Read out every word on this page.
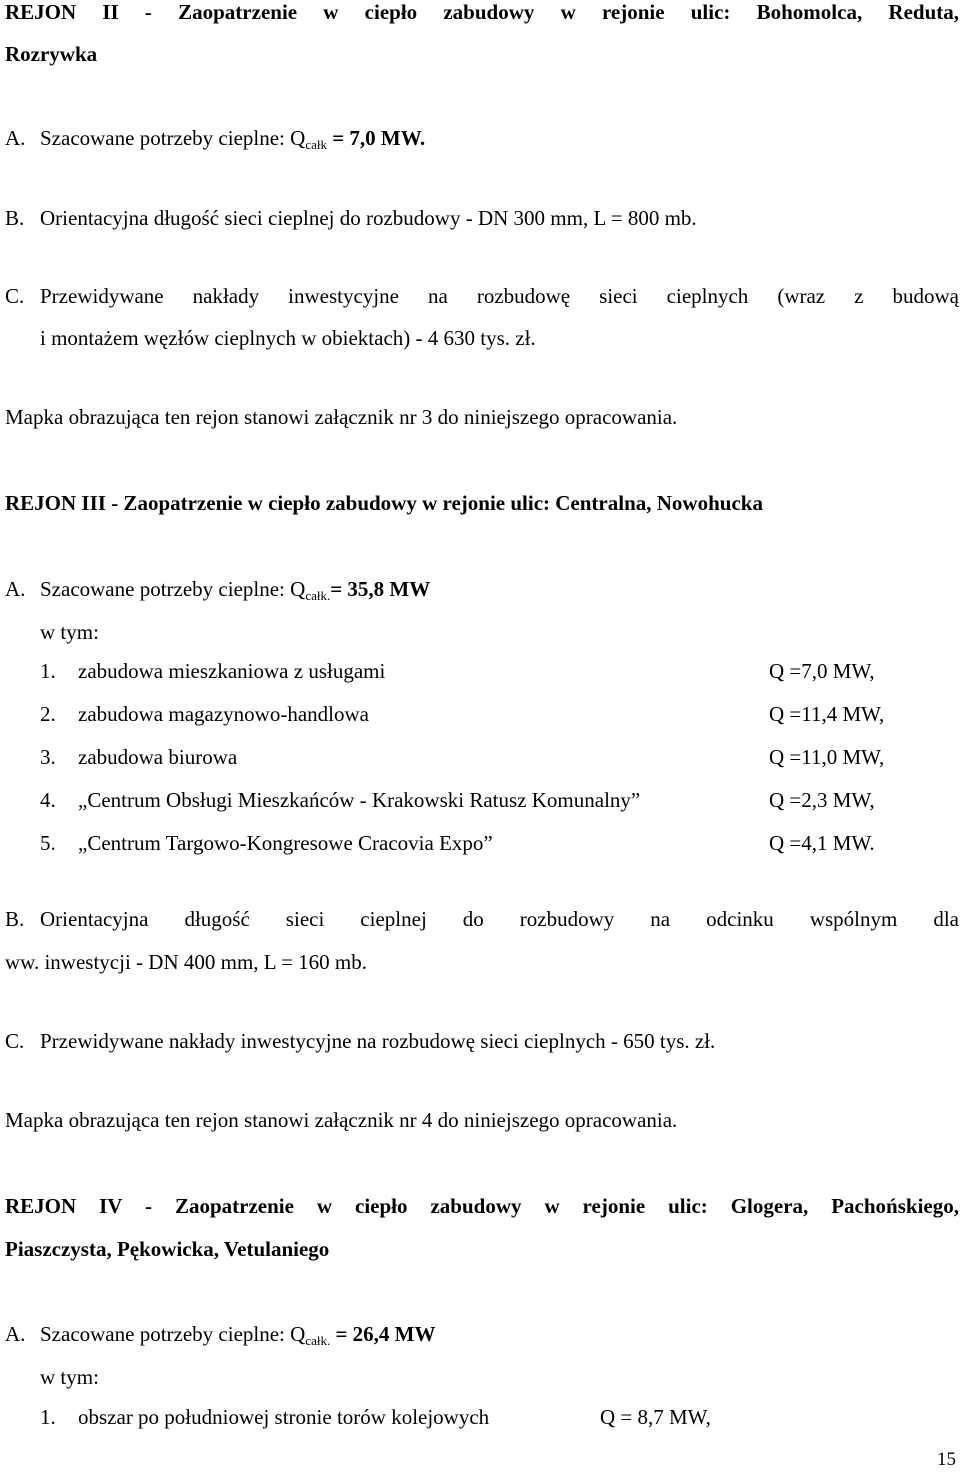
REJON II - Zaopatrzenie w ciepło zabudowy w rejonie ulic: Bohomolca, Reduta,
Rozrywka
A. Szacowane potrzeby cieplne: $Q_{całk} = 7,0$ MW.
B. Orientacyjna długość sieci cieplnej do rozbudowy - DN 300 mm, L = 800 mb.
C. Przewidywane nakłady inwestycyjne na rozbudowę sieci cieplnych (wraz z budową
i montażem węzłów cieplnych w obiektach) - 4 630 tys. zł.
Mapka obrazująca ten rejon stanowi załącznik nr 3 do niniejszego opracowania.
REJON III - Zaopatrzenie w ciepło zabudowy w rejonie ulic: Centralna, Nowohucka
A. Szacowane potrzeby cieplne: $Q_{całk.}= 35,8$ MW
w tym:
1. zabudowa mieszkaniowa z usługami	Q =7,0 MW,
2. zabudowa magazynowo-handlowa	Q =11,4 MW,
3. zabudowa biurowa	Q =11,0 MW,
4. „Centrum Obsługi Mieszkańców - Krakowski Ratusz Komunalny”	Q =2,3 MW,
5. „Centrum Targowo-Kongresowe Cracovia Expo”	Q =4,1 MW.
B. Orientacyjna długość sieci cieplnej do rozbudowy na odcinku wspólnym dla
ww. inwestycji - DN 400 mm, L = 160 mb.
C. Przewidywane nakłady inwestycyjne na rozbudowę sieci cieplnych - 650 tys. zł.
Mapka obrazująca ten rejon stanowi załącznik nr 4 do niniejszego opracowania.
REJON IV - Zaopatrzenie w ciepło zabudowy w rejonie ulic: Glogera, Pachońskiego,
Piaszczysta, Pękowicka, Vetulaniego
A. Szacowane potrzeby cieplne: $Q_{całk.} = 26,4$ MW
w tym:
1. obszar po południowej stronie torów kolejowych	Q = 8,7 MW,
15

┄┄┄┄┄┄┄┄┄┄

What to do:
Show each line of the listing that holds the string "Orientacyjna".

Answer in full:
B. Orientacyjna długość sieci cieplnej do rozbudowy - DN 300 mm, L = 800 mb.
B. Orientacyjna długość sieci cieplnej do rozbudowy na odcinku wspólnym dla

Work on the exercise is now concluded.